Dataset entries:
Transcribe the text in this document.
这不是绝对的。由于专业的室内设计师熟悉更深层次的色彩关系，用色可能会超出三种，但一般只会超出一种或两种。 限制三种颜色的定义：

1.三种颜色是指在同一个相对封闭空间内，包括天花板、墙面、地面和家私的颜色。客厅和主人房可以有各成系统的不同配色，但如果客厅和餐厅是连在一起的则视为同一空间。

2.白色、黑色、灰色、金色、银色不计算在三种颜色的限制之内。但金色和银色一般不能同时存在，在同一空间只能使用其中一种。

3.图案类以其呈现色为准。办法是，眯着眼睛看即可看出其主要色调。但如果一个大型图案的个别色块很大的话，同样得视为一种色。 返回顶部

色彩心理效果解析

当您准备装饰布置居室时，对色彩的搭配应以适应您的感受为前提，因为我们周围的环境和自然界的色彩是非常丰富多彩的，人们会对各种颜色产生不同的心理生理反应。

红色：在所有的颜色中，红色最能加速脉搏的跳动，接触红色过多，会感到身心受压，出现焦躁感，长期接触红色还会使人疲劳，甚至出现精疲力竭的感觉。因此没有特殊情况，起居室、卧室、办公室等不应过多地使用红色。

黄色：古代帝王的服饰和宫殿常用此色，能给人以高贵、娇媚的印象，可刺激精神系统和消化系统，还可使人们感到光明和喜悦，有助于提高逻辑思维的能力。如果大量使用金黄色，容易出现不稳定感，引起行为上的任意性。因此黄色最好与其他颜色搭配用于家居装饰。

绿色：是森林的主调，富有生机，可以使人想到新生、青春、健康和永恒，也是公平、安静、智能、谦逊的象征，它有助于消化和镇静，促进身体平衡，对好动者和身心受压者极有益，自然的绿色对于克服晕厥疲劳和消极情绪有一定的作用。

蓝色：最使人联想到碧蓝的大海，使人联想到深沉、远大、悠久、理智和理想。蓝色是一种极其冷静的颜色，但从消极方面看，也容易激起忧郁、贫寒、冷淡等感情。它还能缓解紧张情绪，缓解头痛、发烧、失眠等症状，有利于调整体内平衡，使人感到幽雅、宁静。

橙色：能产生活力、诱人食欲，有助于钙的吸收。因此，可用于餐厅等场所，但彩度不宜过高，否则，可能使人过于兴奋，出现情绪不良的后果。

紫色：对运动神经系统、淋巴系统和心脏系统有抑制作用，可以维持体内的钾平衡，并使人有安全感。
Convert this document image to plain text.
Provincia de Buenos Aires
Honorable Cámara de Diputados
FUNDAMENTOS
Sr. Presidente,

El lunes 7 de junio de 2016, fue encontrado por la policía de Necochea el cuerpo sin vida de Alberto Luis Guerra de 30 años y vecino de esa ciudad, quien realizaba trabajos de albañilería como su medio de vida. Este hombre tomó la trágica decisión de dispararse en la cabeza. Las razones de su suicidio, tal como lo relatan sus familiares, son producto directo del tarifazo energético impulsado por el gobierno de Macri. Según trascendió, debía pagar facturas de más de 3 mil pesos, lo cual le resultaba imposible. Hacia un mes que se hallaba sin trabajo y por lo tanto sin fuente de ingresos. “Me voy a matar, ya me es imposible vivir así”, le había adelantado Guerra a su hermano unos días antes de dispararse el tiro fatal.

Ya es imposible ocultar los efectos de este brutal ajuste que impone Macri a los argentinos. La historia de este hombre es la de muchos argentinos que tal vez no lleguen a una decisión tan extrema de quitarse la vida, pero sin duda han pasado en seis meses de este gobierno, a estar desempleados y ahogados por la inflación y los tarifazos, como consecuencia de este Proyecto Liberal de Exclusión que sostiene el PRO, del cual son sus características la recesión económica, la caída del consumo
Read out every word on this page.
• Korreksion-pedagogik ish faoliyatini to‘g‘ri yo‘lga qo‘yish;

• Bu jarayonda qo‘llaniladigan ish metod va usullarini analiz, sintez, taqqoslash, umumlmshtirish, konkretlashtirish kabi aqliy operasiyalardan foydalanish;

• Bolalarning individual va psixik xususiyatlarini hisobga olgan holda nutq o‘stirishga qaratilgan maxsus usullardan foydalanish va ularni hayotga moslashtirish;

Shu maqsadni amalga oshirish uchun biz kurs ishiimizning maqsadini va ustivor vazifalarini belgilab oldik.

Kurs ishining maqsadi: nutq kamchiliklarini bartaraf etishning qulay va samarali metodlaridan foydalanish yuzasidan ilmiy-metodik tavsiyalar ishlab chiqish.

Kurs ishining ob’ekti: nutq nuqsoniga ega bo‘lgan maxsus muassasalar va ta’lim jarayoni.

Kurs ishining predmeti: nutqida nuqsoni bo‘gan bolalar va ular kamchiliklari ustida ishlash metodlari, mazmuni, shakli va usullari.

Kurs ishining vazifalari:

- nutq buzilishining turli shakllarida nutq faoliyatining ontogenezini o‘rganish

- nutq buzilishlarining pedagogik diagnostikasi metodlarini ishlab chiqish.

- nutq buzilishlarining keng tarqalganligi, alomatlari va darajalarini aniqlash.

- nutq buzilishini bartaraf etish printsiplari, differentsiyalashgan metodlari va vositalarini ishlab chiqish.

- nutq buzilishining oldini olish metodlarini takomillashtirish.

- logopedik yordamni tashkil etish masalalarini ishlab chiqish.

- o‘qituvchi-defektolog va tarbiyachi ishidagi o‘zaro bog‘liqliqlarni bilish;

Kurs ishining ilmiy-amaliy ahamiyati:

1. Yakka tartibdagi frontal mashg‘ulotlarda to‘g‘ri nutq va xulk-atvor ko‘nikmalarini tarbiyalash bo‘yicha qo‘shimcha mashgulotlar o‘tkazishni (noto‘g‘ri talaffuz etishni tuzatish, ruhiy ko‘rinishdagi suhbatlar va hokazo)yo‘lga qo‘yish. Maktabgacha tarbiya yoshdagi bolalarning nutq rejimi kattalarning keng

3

• Written problem
Each line of the material above needs to be quoted exactly, please.

• Completed exercise
Transcribe the text in this document.
这不是绝对的。由于专业的室内设计师熟悉更深层次的色彩关系，用色可能会超出三种，但一般只会超出一种或两种。 限制三种颜色的定义：

1.三种颜色是指在同一个相对封闭空间内，包括天花板、墙面、地面和家私的颜色。客厅和主人房可以有各成系统的不同配色，但如果客厅和餐厅是连在一起的则视为同一空间。

2.白色、黑色、灰色、金色、银色不计算在三种颜色的限制之内。但金色和银色一般不能同时存在，在同一空间只能使用其中一种。

3.图案类以其呈现色为准。办法是，眯着眼睛看即可看出其主要色调。但如果一个大型图案的个别色块很大的话，同样得视为一种色。 返回顶部

色彩心理效果解析

当您准备装饰布置居室时，对色彩的搭配应以适应您的感受为前提，因为我们周围的环境和自然界的色彩是非常丰富多彩的，人们会对各种颜色产生不同的心理生理反应。

红色：在所有的颜色中，红色最能加速脉搏的跳动，接触红色过多，会感到身心受压，出现焦躁感，长期接触红色还会使人疲劳，甚至出现精疲力竭的感觉。因此没有特殊情况，起居室、卧室、办公室等不应过多地使用红色。

黄色：古代帝王的服饰和宫殿常用此色，能给人以高贵、娇媚的印象，可刺激精神系统和消化系统，还可使人们感到光明和喜悦，有助于提高逻辑思维的能力。如果大量使用金黄色，容易出现不稳定感，引起行为上的任意性。因此黄色最好与其他颜色搭配用于家居装饰。

绿色：是森林的主调，富有生机，可以使人想到新生、青春、健康和永恒，也是公平、安静、智能、谦逊的象征，它有助于消化和镇静，促进身体平衡，对好动者和身心受压者极有益，自然的绿色对于克服晕厥疲劳和消极情绪有一定的作用。

蓝色：最使人联想到碧蓝的大海，使人联想到深沉、远大、悠久、理智和理想。蓝色是一种极其冷静的颜色，但从消极方面看，也容易激起忧郁、贫寒、冷淡等感情。它还能缓解紧张情绪，缓解头痛、发烧、失眠等症状，有利于调整体内平衡，使人感到幽雅、宁静。

橙色：能产生活力、诱人食欲，有助于钙的吸收。因此，可用于餐厅等场所，但彩度不宜过高，否则，可能使人过于兴奋，出现情绪不良的后果。

紫色：对运动神经系统、淋巴系统和心脏系统有抑制作用，可以维持体内的钾平衡，并使人有安全感。
Convert this document image to plain text.
Provincia de Buenos Aires
Honorable Cámara de Diputados
FUNDAMENTOS
Sr. Presidente,

El lunes 7 de junio de 2016, fue encontrado por la policía de Necochea el cuerpo sin vida de Alberto Luis Guerra de 30 años y vecino de esa ciudad, quien realizaba trabajos de albañilería como su medio de vida. Este hombre tomó la trágica decisión de dispararse en la cabeza. Las razones de su suicidio, tal como lo relatan sus familiares, son producto directo del tarifazo energético impulsado por el gobierno de Macri. Según trascendió, debía pagar facturas de más de 3 mil pesos, lo cual le resultaba imposible. Hacia un mes que se hallaba sin trabajo y por lo tanto sin fuente de ingresos. “Me voy a matar, ya me es imposible vivir así”, le había adelantado Guerra a su hermano unos días antes de dispararse el tiro fatal.

Ya es imposible ocultar los efectos de este brutal ajuste que impone Macri a los argentinos. La historia de este hombre es la de muchos argentinos que tal vez no lleguen a una decisión tan extrema de quitarse la vida, pero sin duda han pasado en seis meses de este gobierno, a estar desempleados y ahogados por la inflación y los tarifazos, como consecuencia de este Proyecto Liberal de Exclusión que sostiene el PRO, del cual son sus características la recesión económica, la caída del consumo
Read out every word on this page.
• Korreksion-pedagogik ish faoliyatini to‘g‘ri yo‘lga qo‘yish;

• Bu jarayonda qo‘llaniladigan ish metod va usullarini analiz, sintez, taqqoslash, umumlmshtirish, konkretlashtirish kabi aqliy operasiyalardan foydalanish;

• Bolalarning individual va psixik xususiyatlarini hisobga olgan holda nutq o‘stirishga qaratilgan maxsus usullardan foydalanish va ularni hayotga moslashtirish;

Shu maqsadni amalga oshirish uchun biz kurs ishiimizning maqsadini va ustivor vazifalarini belgilab oldik.

Kurs ishining maqsadi: nutq kamchiliklarini bartaraf etishning qulay va samarali metodlaridan foydalanish yuzasidan ilmiy-metodik tavsiyalar ishlab chiqish.

Kurs ishining ob’ekti: nutq nuqsoniga ega bo‘lgan maxsus muassasalar va ta’lim jarayoni.

Kurs ishining predmeti: nutqida nuqsoni bo‘gan bolalar va ular kamchiliklari ustida ishlash metodlari, mazmuni, shakli va usullari.

Kurs ishining vazifalari:

- nutq buzilishining turli shakllarida nutq faoliyatining ontogenezini o‘rganish

- nutq buzilishlarining pedagogik diagnostikasi metodlarini ishlab chiqish.

- nutq buzilishlarining keng tarqalganligi, alomatlari va darajalarini aniqlash.

- nutq buzilishini bartaraf etish printsiplari, differentsiyalashgan metodlari va vositalarini ishlab chiqish.

- nutq buzilishining oldini olish metodlarini takomillashtirish.

- logopedik yordamni tashkil etish masalalarini ishlab chiqish.

- o‘qituvchi-defektolog va tarbiyachi ishidagi o‘zaro bog‘liqliqlarni bilish;

Kurs ishining ilmiy-amaliy ahamiyati:

1. Yakka tartibdagi frontal mashg‘ulotlarda to‘g‘ri nutq va xulk-atvor ko‘nikmalarini tarbiyalash bo‘yicha qo‘shimcha mashgulotlar o‘tkazishni (noto‘g‘ri talaffuz etishni tuzatish, ruhiy ko‘rinishdagi suhbatlar va hokazo)yo‘lga qo‘yish. Maktabgacha tarbiya yoshdagi bolalarning nutq rejimi kattalarning keng

3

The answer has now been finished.